→ **Given request**
Write out all of the records precisely. Skip anything that is a picture.
** start of Entries provided **
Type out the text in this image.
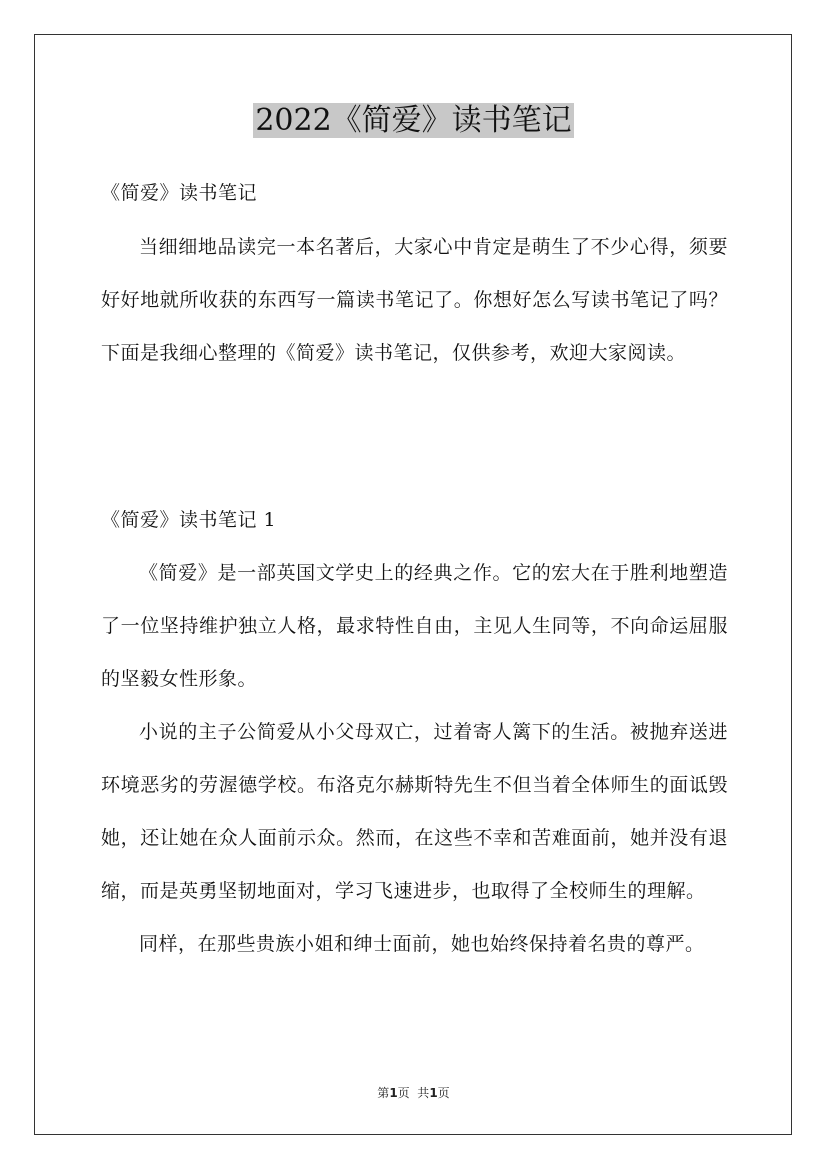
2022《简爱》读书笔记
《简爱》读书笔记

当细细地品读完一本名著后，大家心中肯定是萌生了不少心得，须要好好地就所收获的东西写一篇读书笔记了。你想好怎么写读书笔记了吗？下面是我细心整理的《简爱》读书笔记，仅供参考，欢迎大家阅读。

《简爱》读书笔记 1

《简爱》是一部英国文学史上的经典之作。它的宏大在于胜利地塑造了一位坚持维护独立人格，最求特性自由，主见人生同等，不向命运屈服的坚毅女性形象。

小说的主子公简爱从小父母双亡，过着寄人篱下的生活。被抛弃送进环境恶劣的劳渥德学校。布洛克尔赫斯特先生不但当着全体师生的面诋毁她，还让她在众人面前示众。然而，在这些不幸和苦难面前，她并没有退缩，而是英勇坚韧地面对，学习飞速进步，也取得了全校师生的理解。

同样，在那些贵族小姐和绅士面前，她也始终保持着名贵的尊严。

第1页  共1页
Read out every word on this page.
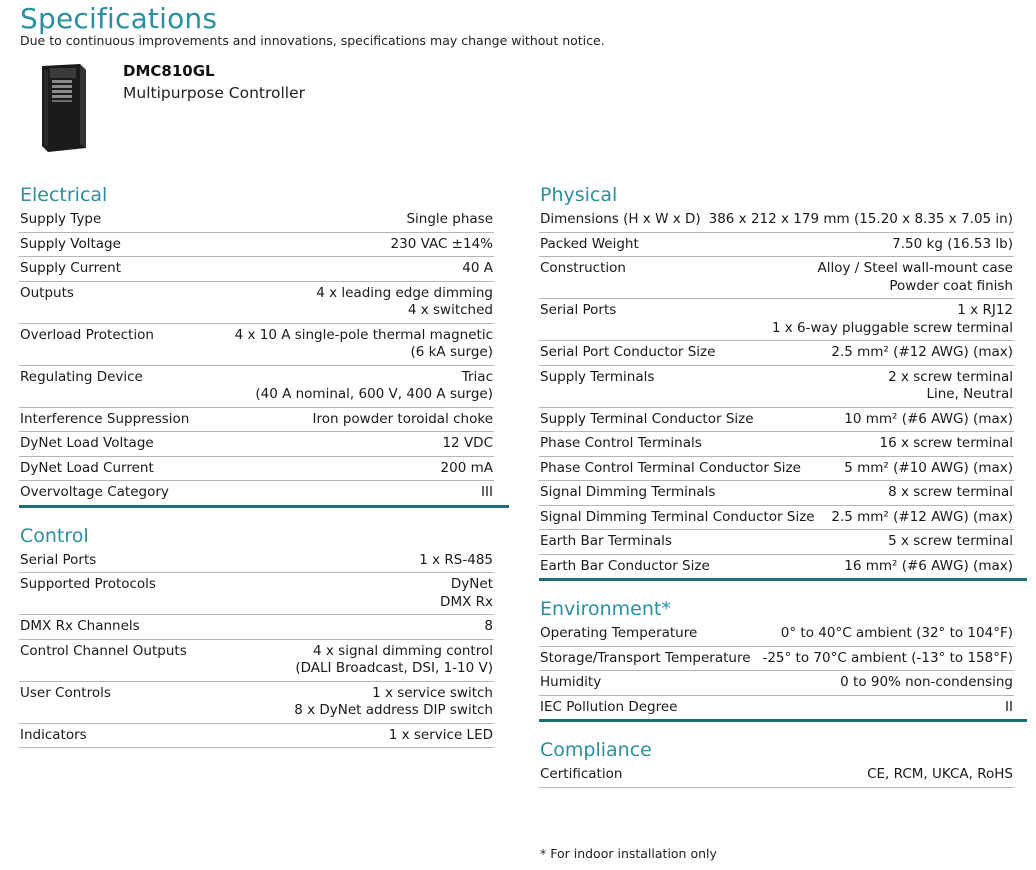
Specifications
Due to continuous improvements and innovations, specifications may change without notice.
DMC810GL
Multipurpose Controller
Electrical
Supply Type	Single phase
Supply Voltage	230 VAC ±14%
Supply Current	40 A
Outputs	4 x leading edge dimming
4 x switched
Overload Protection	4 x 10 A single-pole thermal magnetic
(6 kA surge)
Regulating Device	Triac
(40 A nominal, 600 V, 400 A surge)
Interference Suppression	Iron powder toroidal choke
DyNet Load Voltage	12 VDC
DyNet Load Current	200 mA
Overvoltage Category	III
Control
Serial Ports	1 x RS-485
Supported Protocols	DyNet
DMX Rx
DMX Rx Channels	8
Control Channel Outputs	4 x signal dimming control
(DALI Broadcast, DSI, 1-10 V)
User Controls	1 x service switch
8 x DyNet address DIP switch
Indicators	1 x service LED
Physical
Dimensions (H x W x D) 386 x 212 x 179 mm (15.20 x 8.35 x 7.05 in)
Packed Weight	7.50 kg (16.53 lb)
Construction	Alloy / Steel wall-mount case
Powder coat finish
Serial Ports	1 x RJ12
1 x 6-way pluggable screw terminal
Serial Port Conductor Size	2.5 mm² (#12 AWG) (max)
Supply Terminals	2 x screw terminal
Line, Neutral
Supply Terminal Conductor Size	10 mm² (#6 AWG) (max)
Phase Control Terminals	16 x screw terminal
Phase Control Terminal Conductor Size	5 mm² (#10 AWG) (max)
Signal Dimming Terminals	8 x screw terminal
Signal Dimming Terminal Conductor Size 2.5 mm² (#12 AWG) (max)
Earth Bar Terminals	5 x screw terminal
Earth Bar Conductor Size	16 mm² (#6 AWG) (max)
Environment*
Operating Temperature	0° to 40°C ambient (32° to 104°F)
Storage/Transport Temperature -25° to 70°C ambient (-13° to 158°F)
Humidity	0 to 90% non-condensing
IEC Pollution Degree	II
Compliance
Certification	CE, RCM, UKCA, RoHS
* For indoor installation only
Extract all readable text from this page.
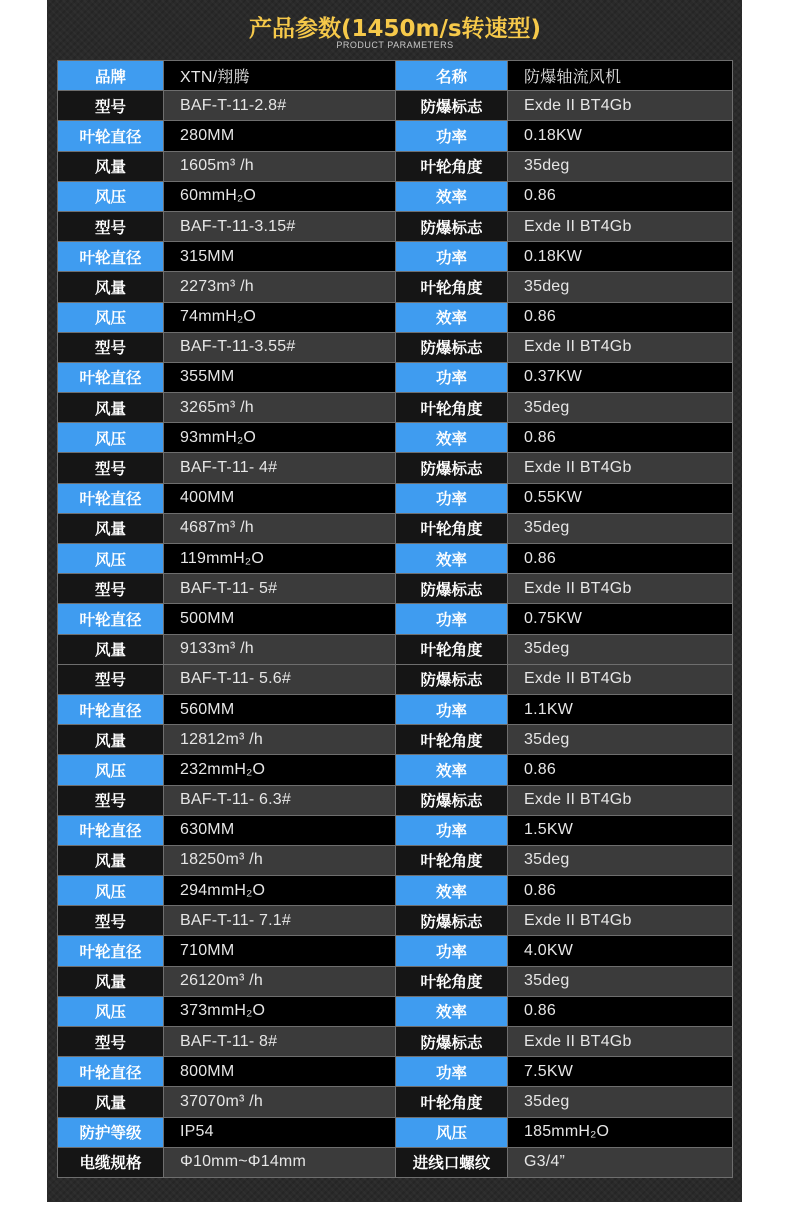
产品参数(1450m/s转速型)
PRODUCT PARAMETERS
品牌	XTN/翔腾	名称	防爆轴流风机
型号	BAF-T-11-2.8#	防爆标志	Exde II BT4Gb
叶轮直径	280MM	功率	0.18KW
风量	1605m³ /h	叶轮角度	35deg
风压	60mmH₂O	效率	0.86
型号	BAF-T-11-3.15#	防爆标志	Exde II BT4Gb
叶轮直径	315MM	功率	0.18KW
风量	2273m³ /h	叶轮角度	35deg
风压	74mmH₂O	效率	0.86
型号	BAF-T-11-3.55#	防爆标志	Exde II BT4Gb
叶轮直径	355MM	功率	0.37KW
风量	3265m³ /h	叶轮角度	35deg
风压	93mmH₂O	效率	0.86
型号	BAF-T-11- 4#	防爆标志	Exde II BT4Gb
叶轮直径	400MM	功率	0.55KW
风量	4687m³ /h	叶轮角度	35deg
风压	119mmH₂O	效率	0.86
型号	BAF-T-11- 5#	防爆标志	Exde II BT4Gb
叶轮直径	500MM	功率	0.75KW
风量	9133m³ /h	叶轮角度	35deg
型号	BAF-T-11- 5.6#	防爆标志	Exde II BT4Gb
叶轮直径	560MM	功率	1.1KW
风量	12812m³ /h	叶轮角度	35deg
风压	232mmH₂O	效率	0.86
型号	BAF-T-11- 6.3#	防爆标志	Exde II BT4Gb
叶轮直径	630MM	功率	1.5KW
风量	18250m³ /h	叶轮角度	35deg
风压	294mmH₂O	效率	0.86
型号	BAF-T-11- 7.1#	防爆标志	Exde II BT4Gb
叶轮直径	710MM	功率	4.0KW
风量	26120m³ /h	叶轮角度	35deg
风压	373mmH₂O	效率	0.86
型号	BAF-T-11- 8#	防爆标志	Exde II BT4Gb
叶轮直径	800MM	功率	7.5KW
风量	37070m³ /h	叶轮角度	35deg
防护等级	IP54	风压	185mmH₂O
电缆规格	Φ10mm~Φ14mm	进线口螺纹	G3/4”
** end of Entries provided **
→ **Response to the exercise**
Type out the text in this image.
2022《简爱》读书笔记
《简爱》读书笔记

当细细地品读完一本名著后，大家心中肯定是萌生了不少心得，须要好好地就所收获的东西写一篇读书笔记了。你想好怎么写读书笔记了吗？下面是我细心整理的《简爱》读书笔记，仅供参考，欢迎大家阅读。

《简爱》读书笔记 1

《简爱》是一部英国文学史上的经典之作。它的宏大在于胜利地塑造了一位坚持维护独立人格，最求特性自由，主见人生同等，不向命运屈服的坚毅女性形象。

小说的主子公简爱从小父母双亡，过着寄人篱下的生活。被抛弃送进环境恶劣的劳渥德学校。布洛克尔赫斯特先生不但当着全体师生的面诋毁她，还让她在众人面前示众。然而，在这些不幸和苦难面前，她并没有退缩，而是英勇坚韧地面对，学习飞速进步，也取得了全校师生的理解。

同样，在那些贵族小姐和绅士面前，她也始终保持着名贵的尊严。

第1页  共1页
Read out every word on this page.
Specifications
Due to continuous improvements and innovations, specifications may change without notice.
DMC810GL
Multipurpose Controller
Electrical
Supply Type	Single phase
Supply Voltage	230 VAC ±14%
Supply Current	40 A
Outputs	4 x leading edge dimming
4 x switched
Overload Protection	4 x 10 A single-pole thermal magnetic
(6 kA surge)
Regulating Device	Triac
(40 A nominal, 600 V, 400 A surge)
Interference Suppression	Iron powder toroidal choke
DyNet Load Voltage	12 VDC
DyNet Load Current	200 mA
Overvoltage Category	III
Control
Serial Ports	1 x RS-485
Supported Protocols	DyNet
DMX Rx
DMX Rx Channels	8
Control Channel Outputs	4 x signal dimming control
(DALI Broadcast, DSI, 1-10 V)
User Controls	1 x service switch
8 x DyNet address DIP switch
Indicators	1 x service LED
Physical
Dimensions (H x W x D) 386 x 212 x 179 mm (15.20 x 8.35 x 7.05 in)
Packed Weight	7.50 kg (16.53 lb)
Construction	Alloy / Steel wall-mount case
Powder coat finish
Serial Ports	1 x RJ12
1 x 6-way pluggable screw terminal
Serial Port Conductor Size	2.5 mm² (#12 AWG) (max)
Supply Terminals	2 x screw terminal
Line, Neutral
Supply Terminal Conductor Size	10 mm² (#6 AWG) (max)
Phase Control Terminals	16 x screw terminal
Phase Control Terminal Conductor Size	5 mm² (#10 AWG) (max)
Signal Dimming Terminals	8 x screw terminal
Signal Dimming Terminal Conductor Size 2.5 mm² (#12 AWG) (max)
Earth Bar Terminals	5 x screw terminal
Earth Bar Conductor Size	16 mm² (#6 AWG) (max)
Environment*
Operating Temperature	0° to 40°C ambient (32° to 104°F)
Storage/Transport Temperature -25° to 70°C ambient (-13° to 158°F)
Humidity	0 to 90% non-condensing
IEC Pollution Degree	II
Compliance
Certification	CE, RCM, UKCA, RoHS
* For indoor installation only
Extract all readable text from this page.
产品参数(1450m/s转速型)
PRODUCT PARAMETERS
品牌	XTN/翔腾	名称	防爆轴流风机
型号	BAF-T-11-2.8#	防爆标志	Exde II BT4Gb
叶轮直径	280MM	功率	0.18KW
风量	1605m³ /h	叶轮角度	35deg
风压	60mmH₂O	效率	0.86
型号	BAF-T-11-3.15#	防爆标志	Exde II BT4Gb
叶轮直径	315MM	功率	0.18KW
风量	2273m³ /h	叶轮角度	35deg
风压	74mmH₂O	效率	0.86
型号	BAF-T-11-3.55#	防爆标志	Exde II BT4Gb
叶轮直径	355MM	功率	0.37KW
风量	3265m³ /h	叶轮角度	35deg
风压	93mmH₂O	效率	0.86
型号	BAF-T-11- 4#	防爆标志	Exde II BT4Gb
叶轮直径	400MM	功率	0.55KW
风量	4687m³ /h	叶轮角度	35deg
风压	119mmH₂O	效率	0.86
型号	BAF-T-11- 5#	防爆标志	Exde II BT4Gb
叶轮直径	500MM	功率	0.75KW
风量	9133m³ /h	叶轮角度	35deg
型号	BAF-T-11- 5.6#	防爆标志	Exde II BT4Gb
叶轮直径	560MM	功率	1.1KW
风量	12812m³ /h	叶轮角度	35deg
风压	232mmH₂O	效率	0.86
型号	BAF-T-11- 6.3#	防爆标志	Exde II BT4Gb
叶轮直径	630MM	功率	1.5KW
风量	18250m³ /h	叶轮角度	35deg
风压	294mmH₂O	效率	0.86
型号	BAF-T-11- 7.1#	防爆标志	Exde II BT4Gb
叶轮直径	710MM	功率	4.0KW
风量	26120m³ /h	叶轮角度	35deg
风压	373mmH₂O	效率	0.86
型号	BAF-T-11- 8#	防爆标志	Exde II BT4Gb
叶轮直径	800MM	功率	7.5KW
风量	37070m³ /h	叶轮角度	35deg
防护等级	IP54	风压	185mmH₂O
电缆规格	Φ10mm~Φ14mm	进线口螺纹	G3/4”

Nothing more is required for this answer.